Written instruction | Each entry has to be copied exactly, with nothing missed.

Data extracted from a collection
** Start **

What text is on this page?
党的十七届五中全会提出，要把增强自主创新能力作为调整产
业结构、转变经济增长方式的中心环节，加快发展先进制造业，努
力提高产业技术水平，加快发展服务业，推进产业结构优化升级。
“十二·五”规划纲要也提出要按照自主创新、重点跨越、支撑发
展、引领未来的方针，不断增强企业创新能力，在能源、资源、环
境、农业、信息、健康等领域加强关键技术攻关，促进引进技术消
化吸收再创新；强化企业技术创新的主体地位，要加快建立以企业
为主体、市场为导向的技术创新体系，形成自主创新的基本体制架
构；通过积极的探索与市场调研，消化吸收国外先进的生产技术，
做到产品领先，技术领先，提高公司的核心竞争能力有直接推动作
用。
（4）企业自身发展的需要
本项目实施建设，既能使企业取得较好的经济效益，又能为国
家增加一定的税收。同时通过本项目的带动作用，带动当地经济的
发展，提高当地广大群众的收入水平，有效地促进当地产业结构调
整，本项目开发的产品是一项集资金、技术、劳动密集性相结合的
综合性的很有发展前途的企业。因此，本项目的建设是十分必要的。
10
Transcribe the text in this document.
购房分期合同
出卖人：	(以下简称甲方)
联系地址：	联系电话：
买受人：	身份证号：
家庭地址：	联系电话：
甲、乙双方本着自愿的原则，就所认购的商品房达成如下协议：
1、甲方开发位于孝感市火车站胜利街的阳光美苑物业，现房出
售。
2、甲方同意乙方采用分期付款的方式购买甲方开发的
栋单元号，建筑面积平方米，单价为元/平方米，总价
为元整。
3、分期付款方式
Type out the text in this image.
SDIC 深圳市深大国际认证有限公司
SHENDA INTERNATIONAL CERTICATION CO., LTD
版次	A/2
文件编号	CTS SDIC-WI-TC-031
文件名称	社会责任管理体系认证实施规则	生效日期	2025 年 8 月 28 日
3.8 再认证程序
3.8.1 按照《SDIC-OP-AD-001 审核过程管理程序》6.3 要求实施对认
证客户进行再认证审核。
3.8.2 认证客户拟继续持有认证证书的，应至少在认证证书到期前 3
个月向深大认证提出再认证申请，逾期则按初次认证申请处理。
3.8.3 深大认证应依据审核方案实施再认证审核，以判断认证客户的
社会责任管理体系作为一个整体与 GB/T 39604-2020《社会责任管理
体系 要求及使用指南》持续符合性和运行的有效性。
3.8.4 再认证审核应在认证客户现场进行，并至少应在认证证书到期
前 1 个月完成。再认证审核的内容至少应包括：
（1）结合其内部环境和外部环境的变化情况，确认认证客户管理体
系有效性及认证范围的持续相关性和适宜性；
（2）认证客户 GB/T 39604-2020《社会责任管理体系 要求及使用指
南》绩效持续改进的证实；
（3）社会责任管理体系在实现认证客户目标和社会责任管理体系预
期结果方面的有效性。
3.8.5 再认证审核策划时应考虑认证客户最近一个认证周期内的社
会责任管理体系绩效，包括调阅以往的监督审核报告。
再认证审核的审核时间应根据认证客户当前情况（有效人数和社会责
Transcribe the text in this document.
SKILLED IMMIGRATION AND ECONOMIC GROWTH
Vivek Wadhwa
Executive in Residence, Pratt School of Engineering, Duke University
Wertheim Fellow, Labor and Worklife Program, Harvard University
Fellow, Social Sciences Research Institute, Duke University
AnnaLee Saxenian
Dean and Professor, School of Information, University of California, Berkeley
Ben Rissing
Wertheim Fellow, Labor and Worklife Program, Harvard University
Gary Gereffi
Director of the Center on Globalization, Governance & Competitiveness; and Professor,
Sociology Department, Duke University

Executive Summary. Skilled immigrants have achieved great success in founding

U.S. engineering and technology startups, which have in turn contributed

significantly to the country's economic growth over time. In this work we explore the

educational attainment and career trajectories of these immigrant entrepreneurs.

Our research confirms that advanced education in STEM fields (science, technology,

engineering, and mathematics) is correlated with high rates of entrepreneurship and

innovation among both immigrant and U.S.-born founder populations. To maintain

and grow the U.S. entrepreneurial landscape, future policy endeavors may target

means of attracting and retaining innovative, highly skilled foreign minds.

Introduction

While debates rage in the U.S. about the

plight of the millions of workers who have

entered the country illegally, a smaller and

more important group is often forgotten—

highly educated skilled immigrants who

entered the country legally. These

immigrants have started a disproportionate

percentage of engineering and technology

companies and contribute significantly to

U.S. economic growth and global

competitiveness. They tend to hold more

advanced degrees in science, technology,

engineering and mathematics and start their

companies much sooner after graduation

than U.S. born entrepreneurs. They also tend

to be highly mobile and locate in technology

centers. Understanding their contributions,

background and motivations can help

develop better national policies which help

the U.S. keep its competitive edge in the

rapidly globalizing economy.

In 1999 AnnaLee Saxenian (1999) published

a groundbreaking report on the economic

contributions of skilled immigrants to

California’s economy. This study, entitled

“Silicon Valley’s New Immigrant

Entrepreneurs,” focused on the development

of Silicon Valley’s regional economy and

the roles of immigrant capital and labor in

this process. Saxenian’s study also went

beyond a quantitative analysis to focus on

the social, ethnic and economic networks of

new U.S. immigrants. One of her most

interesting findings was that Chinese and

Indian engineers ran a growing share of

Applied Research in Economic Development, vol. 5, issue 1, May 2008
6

** End **

Output for this exercise |
What text is on this page?
党的十七届五中全会提出，要把增强自主创新能力作为调整产
业结构、转变经济增长方式的中心环节，加快发展先进制造业，努
力提高产业技术水平，加快发展服务业，推进产业结构优化升级。
“十二·五”规划纲要也提出要按照自主创新、重点跨越、支撑发
展、引领未来的方针，不断增强企业创新能力，在能源、资源、环
境、农业、信息、健康等领域加强关键技术攻关，促进引进技术消
化吸收再创新；强化企业技术创新的主体地位，要加快建立以企业
为主体、市场为导向的技术创新体系，形成自主创新的基本体制架
构；通过积极的探索与市场调研，消化吸收国外先进的生产技术，
做到产品领先，技术领先，提高公司的核心竞争能力有直接推动作
用。
（4）企业自身发展的需要
本项目实施建设，既能使企业取得较好的经济效益，又能为国
家增加一定的税收。同时通过本项目的带动作用，带动当地经济的
发展，提高当地广大群众的收入水平，有效地促进当地产业结构调
整，本项目开发的产品是一项集资金、技术、劳动密集性相结合的
综合性的很有发展前途的企业。因此，本项目的建设是十分必要的。
10
Transcribe the text in this document.
购房分期合同
出卖人：	(以下简称甲方)
联系地址：	联系电话：
买受人：	身份证号：
家庭地址：	联系电话：
甲、乙双方本着自愿的原则，就所认购的商品房达成如下协议：
1、甲方开发位于孝感市火车站胜利街的阳光美苑物业，现房出
售。
2、甲方同意乙方采用分期付款的方式购买甲方开发的
栋单元号，建筑面积平方米，单价为元/平方米，总价
为元整。
3、分期付款方式
Type out the text in this image.
SDIC 深圳市深大国际认证有限公司
SHENDA INTERNATIONAL CERTICATION CO., LTD
版次	A/2
文件编号	CTS SDIC-WI-TC-031
文件名称	社会责任管理体系认证实施规则	生效日期	2025 年 8 月 28 日
3.8 再认证程序
3.8.1 按照《SDIC-OP-AD-001 审核过程管理程序》6.3 要求实施对认
证客户进行再认证审核。
3.8.2 认证客户拟继续持有认证证书的，应至少在认证证书到期前 3
个月向深大认证提出再认证申请，逾期则按初次认证申请处理。
3.8.3 深大认证应依据审核方案实施再认证审核，以判断认证客户的
社会责任管理体系作为一个整体与 GB/T 39604-2020《社会责任管理
体系 要求及使用指南》持续符合性和运行的有效性。
3.8.4 再认证审核应在认证客户现场进行，并至少应在认证证书到期
前 1 个月完成。再认证审核的内容至少应包括：
（1）结合其内部环境和外部环境的变化情况，确认认证客户管理体
系有效性及认证范围的持续相关性和适宜性；
（2）认证客户 GB/T 39604-2020《社会责任管理体系 要求及使用指
南》绩效持续改进的证实；
（3）社会责任管理体系在实现认证客户目标和社会责任管理体系预
期结果方面的有效性。
3.8.5 再认证审核策划时应考虑认证客户最近一个认证周期内的社
会责任管理体系绩效，包括调阅以往的监督审核报告。
再认证审核的审核时间应根据认证客户当前情况（有效人数和社会责
Transcribe the text in this document.
SKILLED IMMIGRATION AND ECONOMIC GROWTH
Vivek Wadhwa
Executive in Residence, Pratt School of Engineering, Duke University
Wertheim Fellow, Labor and Worklife Program, Harvard University
Fellow, Social Sciences Research Institute, Duke University
AnnaLee Saxenian
Dean and Professor, School of Information, University of California, Berkeley
Ben Rissing
Wertheim Fellow, Labor and Worklife Program, Harvard University
Gary Gereffi
Director of the Center on Globalization, Governance & Competitiveness; and Professor,
Sociology Department, Duke University

Executive Summary. Skilled immigrants have achieved great success in founding

U.S. engineering and technology startups, which have in turn contributed

significantly to the country's economic growth over time. In this work we explore the

educational attainment and career trajectories of these immigrant entrepreneurs.

Our research confirms that advanced education in STEM fields (science, technology,

engineering, and mathematics) is correlated with high rates of entrepreneurship and

innovation among both immigrant and U.S.-born founder populations. To maintain

and grow the U.S. entrepreneurial landscape, future policy endeavors may target

means of attracting and retaining innovative, highly skilled foreign minds.

Introduction

While debates rage in the U.S. about the

plight of the millions of workers who have

entered the country illegally, a smaller and

more important group is often forgotten—

highly educated skilled immigrants who

entered the country legally. These

immigrants have started a disproportionate

percentage of engineering and technology

companies and contribute significantly to

U.S. economic growth and global

competitiveness. They tend to hold more

advanced degrees in science, technology,

engineering and mathematics and start their

companies much sooner after graduation

than U.S. born entrepreneurs. They also tend

to be highly mobile and locate in technology

centers. Understanding their contributions,

background and motivations can help

develop better national policies which help

the U.S. keep its competitive edge in the

rapidly globalizing economy.

In 1999 AnnaLee Saxenian (1999) published

a groundbreaking report on the economic

contributions of skilled immigrants to

California’s economy. This study, entitled

“Silicon Valley’s New Immigrant

Entrepreneurs,” focused on the development

of Silicon Valley’s regional economy and

the roles of immigrant capital and labor in

this process. Saxenian’s study also went

beyond a quantitative analysis to focus on

the social, ethnic and economic networks of

new U.S. immigrants. One of her most

interesting findings was that Chinese and

Indian engineers ran a growing share of

Applied Research in Economic Development, vol. 5, issue 1, May 2008
6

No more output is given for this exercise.